Can you find the lines of the listing that include "ΓΑΛΑ" and copy every one?

***** RECORDS *****

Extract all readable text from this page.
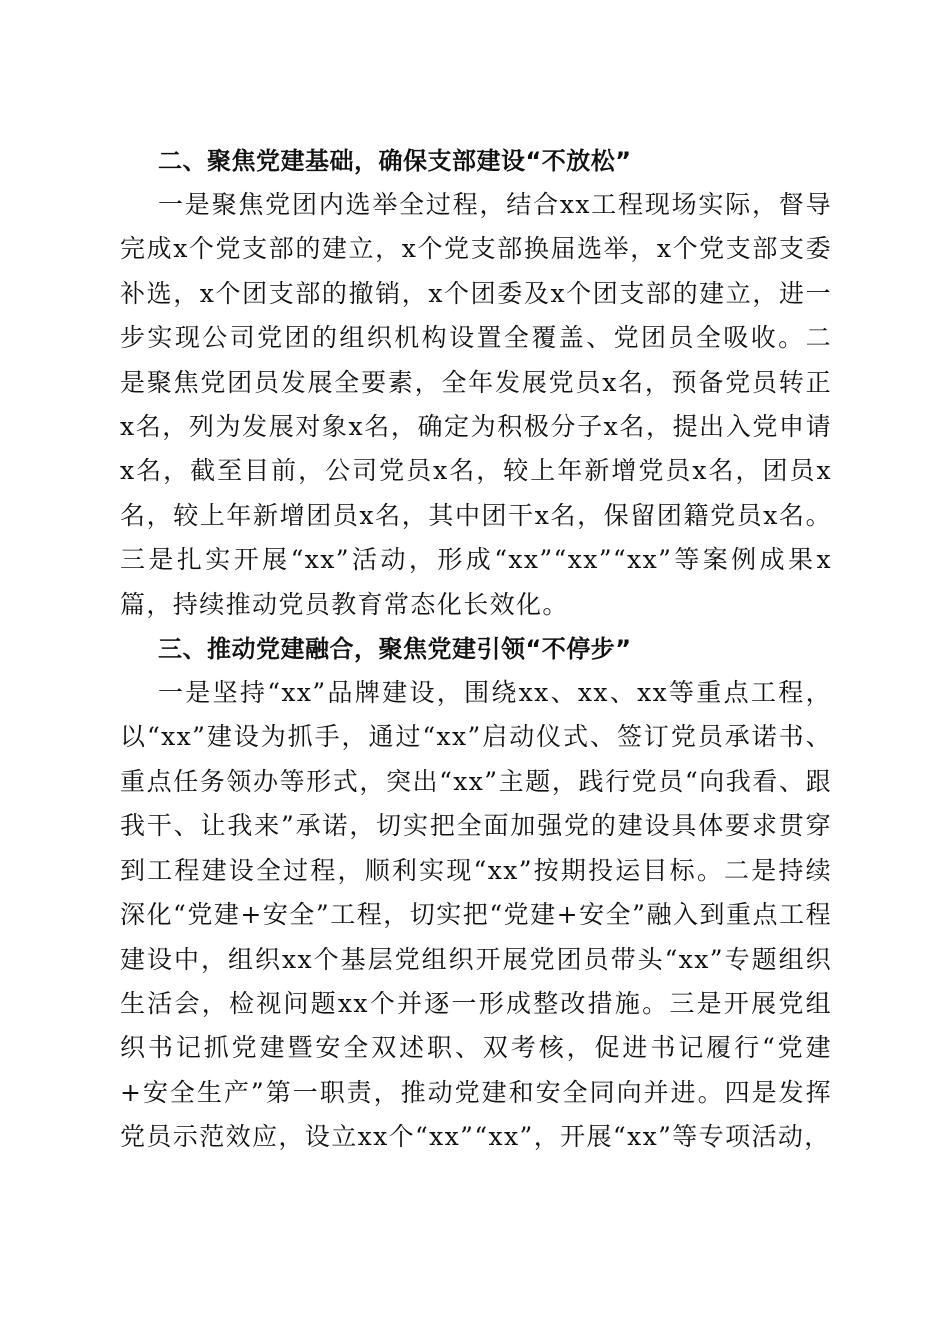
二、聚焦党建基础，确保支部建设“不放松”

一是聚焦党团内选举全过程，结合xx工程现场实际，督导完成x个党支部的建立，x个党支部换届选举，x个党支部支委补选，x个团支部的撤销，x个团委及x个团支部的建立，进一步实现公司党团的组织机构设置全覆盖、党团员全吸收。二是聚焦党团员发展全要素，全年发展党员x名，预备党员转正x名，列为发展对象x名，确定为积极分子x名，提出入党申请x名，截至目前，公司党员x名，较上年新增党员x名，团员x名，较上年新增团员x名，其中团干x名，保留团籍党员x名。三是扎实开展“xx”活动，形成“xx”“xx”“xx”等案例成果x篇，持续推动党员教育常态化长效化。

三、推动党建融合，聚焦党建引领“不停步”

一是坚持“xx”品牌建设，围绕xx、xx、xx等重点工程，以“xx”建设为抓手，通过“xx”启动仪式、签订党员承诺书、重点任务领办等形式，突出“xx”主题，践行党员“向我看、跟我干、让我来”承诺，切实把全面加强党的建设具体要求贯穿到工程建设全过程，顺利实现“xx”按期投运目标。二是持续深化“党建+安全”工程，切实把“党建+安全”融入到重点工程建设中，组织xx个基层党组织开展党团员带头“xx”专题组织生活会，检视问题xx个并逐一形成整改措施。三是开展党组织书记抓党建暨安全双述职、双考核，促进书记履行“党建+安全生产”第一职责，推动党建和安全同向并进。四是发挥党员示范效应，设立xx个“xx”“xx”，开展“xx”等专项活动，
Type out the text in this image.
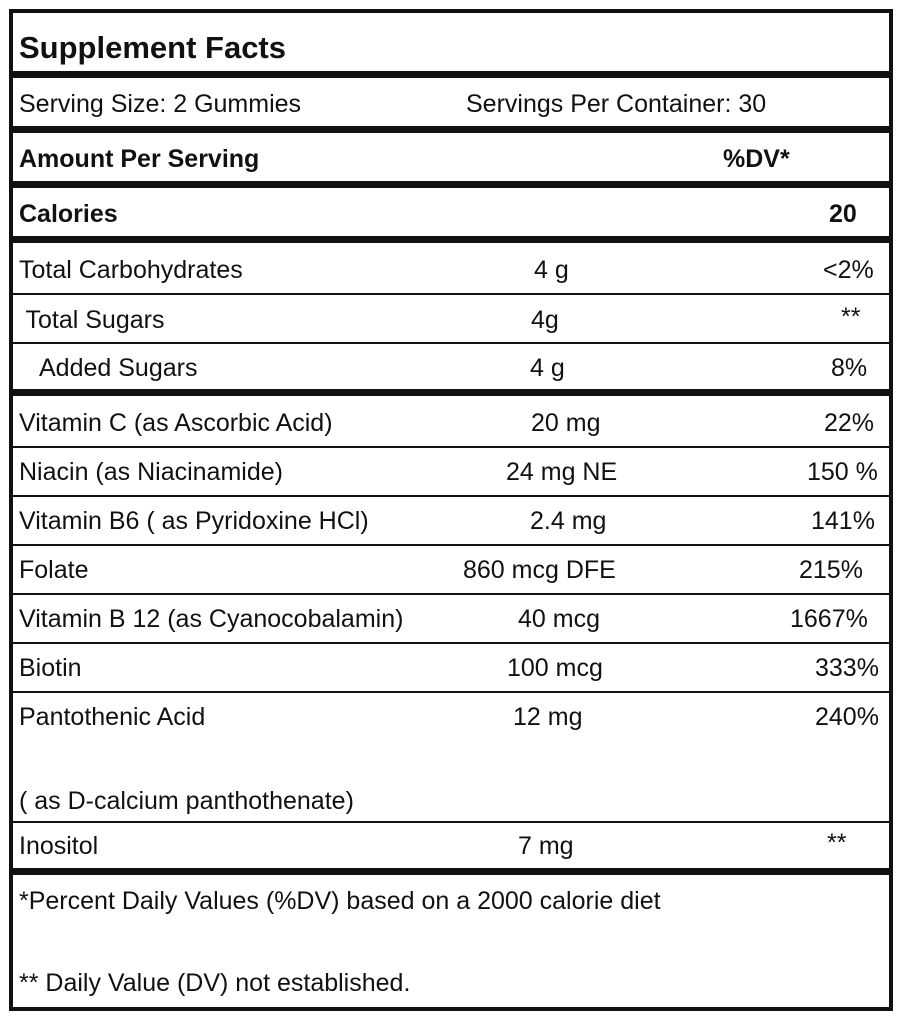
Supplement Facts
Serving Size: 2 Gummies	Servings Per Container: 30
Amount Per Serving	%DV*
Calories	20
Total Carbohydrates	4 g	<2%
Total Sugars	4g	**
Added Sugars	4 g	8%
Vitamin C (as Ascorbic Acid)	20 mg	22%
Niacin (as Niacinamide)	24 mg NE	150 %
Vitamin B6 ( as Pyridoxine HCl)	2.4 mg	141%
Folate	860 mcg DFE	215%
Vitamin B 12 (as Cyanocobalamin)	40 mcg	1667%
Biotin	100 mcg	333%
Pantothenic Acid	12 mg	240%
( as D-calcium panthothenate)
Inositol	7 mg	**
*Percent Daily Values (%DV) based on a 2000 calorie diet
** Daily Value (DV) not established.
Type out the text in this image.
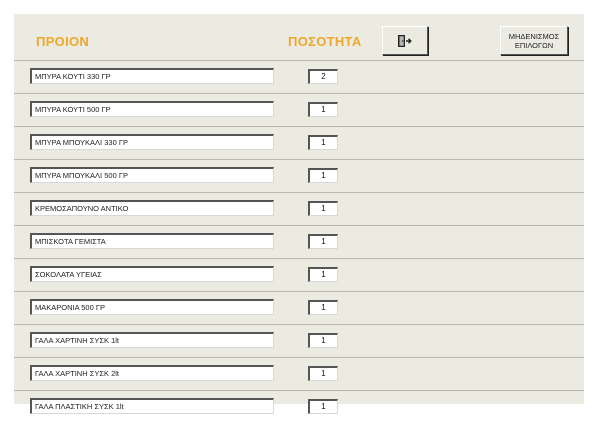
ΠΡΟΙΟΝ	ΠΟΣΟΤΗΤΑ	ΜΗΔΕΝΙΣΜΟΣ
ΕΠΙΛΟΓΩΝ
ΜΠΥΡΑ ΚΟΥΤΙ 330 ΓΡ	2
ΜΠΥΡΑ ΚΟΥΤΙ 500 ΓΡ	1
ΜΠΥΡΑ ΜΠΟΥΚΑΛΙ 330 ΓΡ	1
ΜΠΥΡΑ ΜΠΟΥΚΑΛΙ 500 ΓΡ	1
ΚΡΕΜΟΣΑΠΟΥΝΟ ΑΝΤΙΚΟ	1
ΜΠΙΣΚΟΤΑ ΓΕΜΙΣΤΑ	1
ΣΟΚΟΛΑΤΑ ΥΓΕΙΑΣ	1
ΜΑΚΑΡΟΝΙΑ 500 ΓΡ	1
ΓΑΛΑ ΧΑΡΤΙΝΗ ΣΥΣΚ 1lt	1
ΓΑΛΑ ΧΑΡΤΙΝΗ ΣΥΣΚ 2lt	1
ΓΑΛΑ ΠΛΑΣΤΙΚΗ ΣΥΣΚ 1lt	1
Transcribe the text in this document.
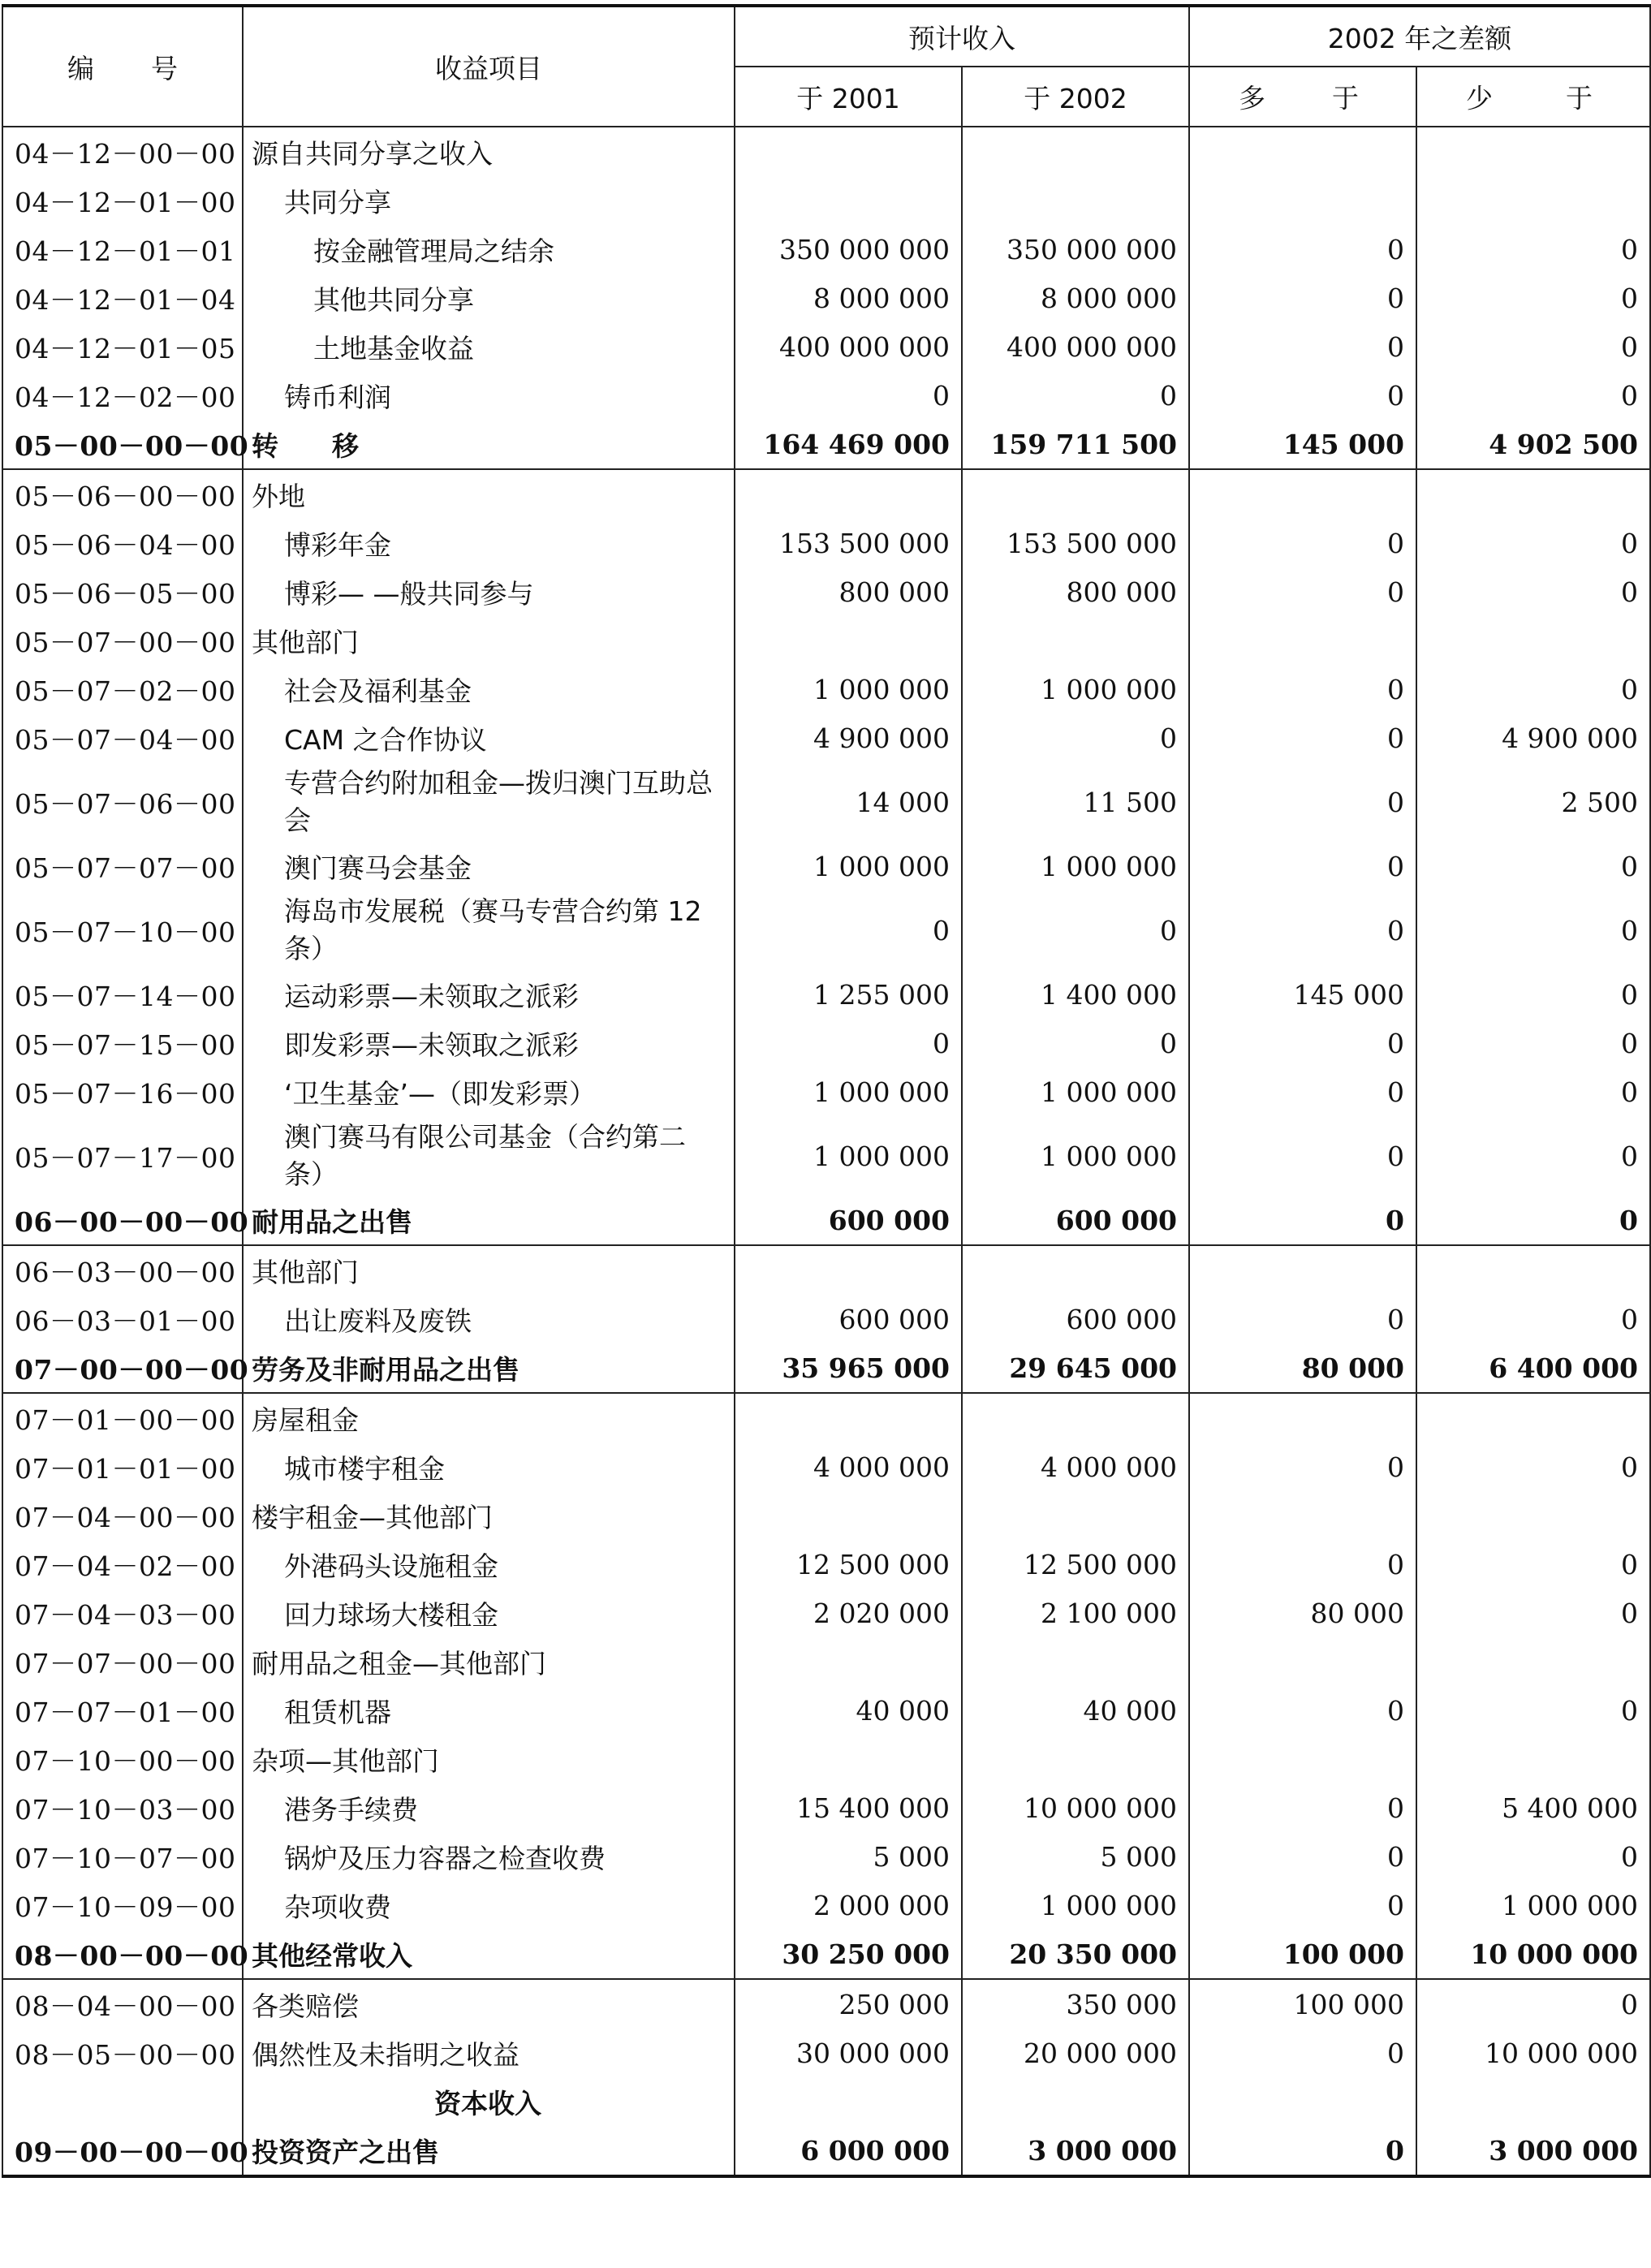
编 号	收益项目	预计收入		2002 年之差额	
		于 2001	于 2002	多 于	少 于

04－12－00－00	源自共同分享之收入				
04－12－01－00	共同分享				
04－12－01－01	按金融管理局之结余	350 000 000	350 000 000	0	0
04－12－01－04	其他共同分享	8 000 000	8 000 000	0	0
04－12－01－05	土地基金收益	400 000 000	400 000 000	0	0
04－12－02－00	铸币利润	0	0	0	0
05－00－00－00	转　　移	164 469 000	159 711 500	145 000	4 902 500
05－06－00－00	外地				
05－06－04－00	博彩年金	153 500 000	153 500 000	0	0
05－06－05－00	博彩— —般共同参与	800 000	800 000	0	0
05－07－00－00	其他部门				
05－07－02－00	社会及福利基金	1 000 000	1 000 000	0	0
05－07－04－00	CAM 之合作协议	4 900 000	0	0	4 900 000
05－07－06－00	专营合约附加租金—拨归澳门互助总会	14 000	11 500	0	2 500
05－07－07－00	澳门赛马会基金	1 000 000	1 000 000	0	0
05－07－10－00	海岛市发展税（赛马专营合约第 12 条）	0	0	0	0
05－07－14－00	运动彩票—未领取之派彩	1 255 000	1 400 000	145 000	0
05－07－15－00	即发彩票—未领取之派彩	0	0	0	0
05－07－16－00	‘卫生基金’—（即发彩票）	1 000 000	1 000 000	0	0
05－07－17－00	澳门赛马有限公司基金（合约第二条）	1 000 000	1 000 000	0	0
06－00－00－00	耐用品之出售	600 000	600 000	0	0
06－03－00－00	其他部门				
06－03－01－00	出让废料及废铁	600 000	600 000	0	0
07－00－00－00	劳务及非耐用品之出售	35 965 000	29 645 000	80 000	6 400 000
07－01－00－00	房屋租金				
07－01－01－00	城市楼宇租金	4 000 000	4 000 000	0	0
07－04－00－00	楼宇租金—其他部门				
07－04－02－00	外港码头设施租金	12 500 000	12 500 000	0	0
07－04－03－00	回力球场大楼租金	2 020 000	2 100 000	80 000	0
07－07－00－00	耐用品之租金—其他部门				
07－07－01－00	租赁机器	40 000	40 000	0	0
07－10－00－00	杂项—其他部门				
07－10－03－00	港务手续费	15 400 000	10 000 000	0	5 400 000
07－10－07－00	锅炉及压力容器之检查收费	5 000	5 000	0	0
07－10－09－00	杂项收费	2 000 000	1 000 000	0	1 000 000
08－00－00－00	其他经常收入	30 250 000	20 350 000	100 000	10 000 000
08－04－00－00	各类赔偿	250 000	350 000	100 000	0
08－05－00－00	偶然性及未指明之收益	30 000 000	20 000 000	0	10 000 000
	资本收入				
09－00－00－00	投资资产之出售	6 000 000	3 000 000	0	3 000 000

*****

**RESPONSE:**
ΓΑΛΑ ΧΑΡΤΙΝΗ ΣΥΣΚ 1lt	1
ΓΑΛΑ ΧΑΡΤΙΝΗ ΣΥΣΚ 2lt	1
ΓΑΛΑ ΠΛΑΣΤΙΚΗ ΣΥΣΚ 1lt	1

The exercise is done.